**EXERCISE TASK**
Omit the images, then output each of the records below exactly.

□ □ □ □ □

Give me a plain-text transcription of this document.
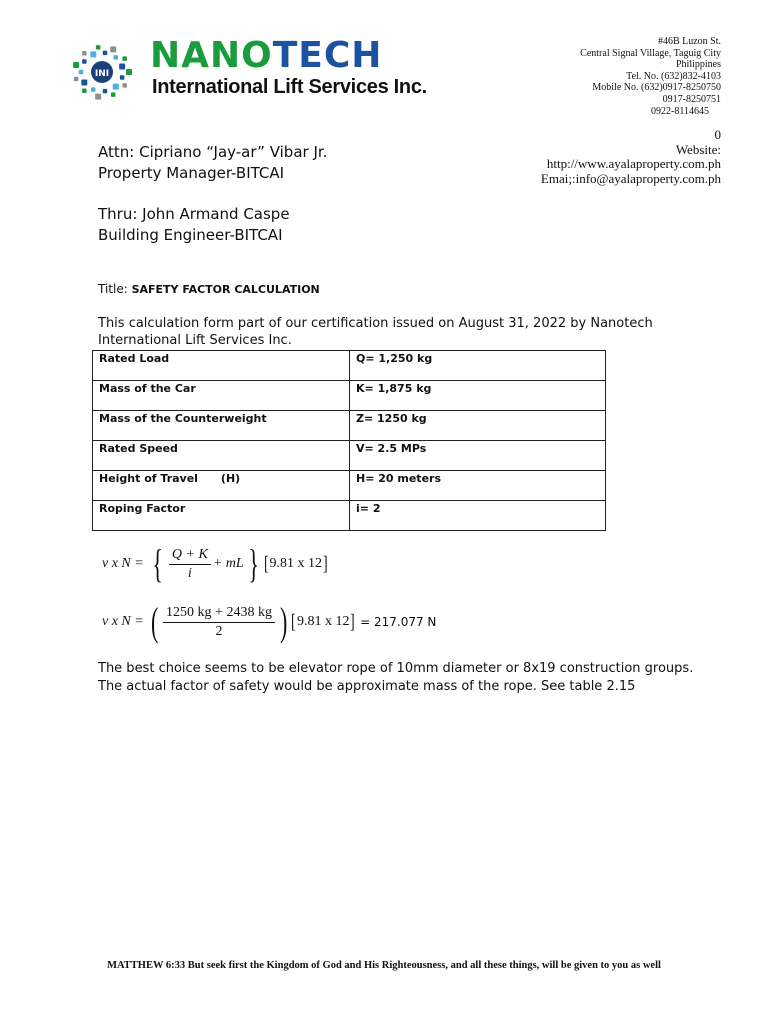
INI NANOTECH
International Lift Services Inc.
#46B Luzon St.
Central Signal Village, Taguig City
Philippines
Tel. No. (632)832-4103
Mobile No. (632)0917-8250750
0917-8250751
0922-8114645
0
Website:
http://www.ayalaproperty.com.ph
Emai;:info@ayalaproperty.com.ph
Attn: Cipriano “Jay-ar” Vibar Jr.
Property Manager-BITCAI
Thru: John Armand Caspe
Building Engineer-BITCAI
Title: SAFETY FACTOR CALCULATION
This calculation form part of our certification issued on August 31, 2022 by Nanotech International Lift Services Inc.
Rated Load	Q= 1,250 kg
Mass of the Car	K= 1,875 kg
Mass of the Counterweight	Z= 1250 kg
Rated Speed	V= 2.5 MPs
Height of Travel      (H)	H= 20 meters
Roping Factor	i= 2
v x N = { $\frac{Q + K}{i}$ + mL } [ 9.81 x 12 ]
v x N = ( $\frac{1250 kg + 2438 kg}{2}$ ) [ 9.81 x 12 ] = 217.077 N
The best choice seems to be elevator rope of 10mm diameter or 8x19 construction groups.
The actual factor of safety would be approximate mass of the rope. See table 2.15
MATTHEW 6:33 But seek first the Kingdom of God and His Righteousness, and all these things, will be given to you as well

□ □ □ □ □

**FINAL RESULT**
Give me a plain-text transcription of this document.
INI NANOTECH
International Lift Services Inc.
#46B Luzon St.
Central Signal Village, Taguig City
Philippines
Tel. No. (632)832-4103
Mobile No. (632)0917-8250750
0917-8250751
0922-8114645
0
Website:
http://www.ayalaproperty.com.ph
Emai;:info@ayalaproperty.com.ph
Attn: Cipriano “Jay-ar” Vibar Jr.
Property Manager-BITCAI
Thru: John Armand Caspe
Building Engineer-BITCAI
Title: SAFETY FACTOR CALCULATION
This calculation form part of our certification issued on August 31, 2022 by Nanotech International Lift Services Inc.
Rated Load	Q= 1,250 kg
Mass of the Car	K= 1,875 kg
Mass of the Counterweight	Z= 1250 kg
Rated Speed	V= 2.5 MPs
Height of Travel      (H)	H= 20 meters
Roping Factor	i= 2
v x N = { $\frac{Q + K}{i}$ + mL } [ 9.81 x 12 ]
v x N = ( $\frac{1250 kg + 2438 kg}{2}$ ) [ 9.81 x 12 ] = 217.077 N
The best choice seems to be elevator rope of 10mm diameter or 8x19 construction groups.
The actual factor of safety would be approximate mass of the rope. See table 2.15
MATTHEW 6:33 But seek first the Kingdom of God and His Righteousness, and all these things, will be given to you as well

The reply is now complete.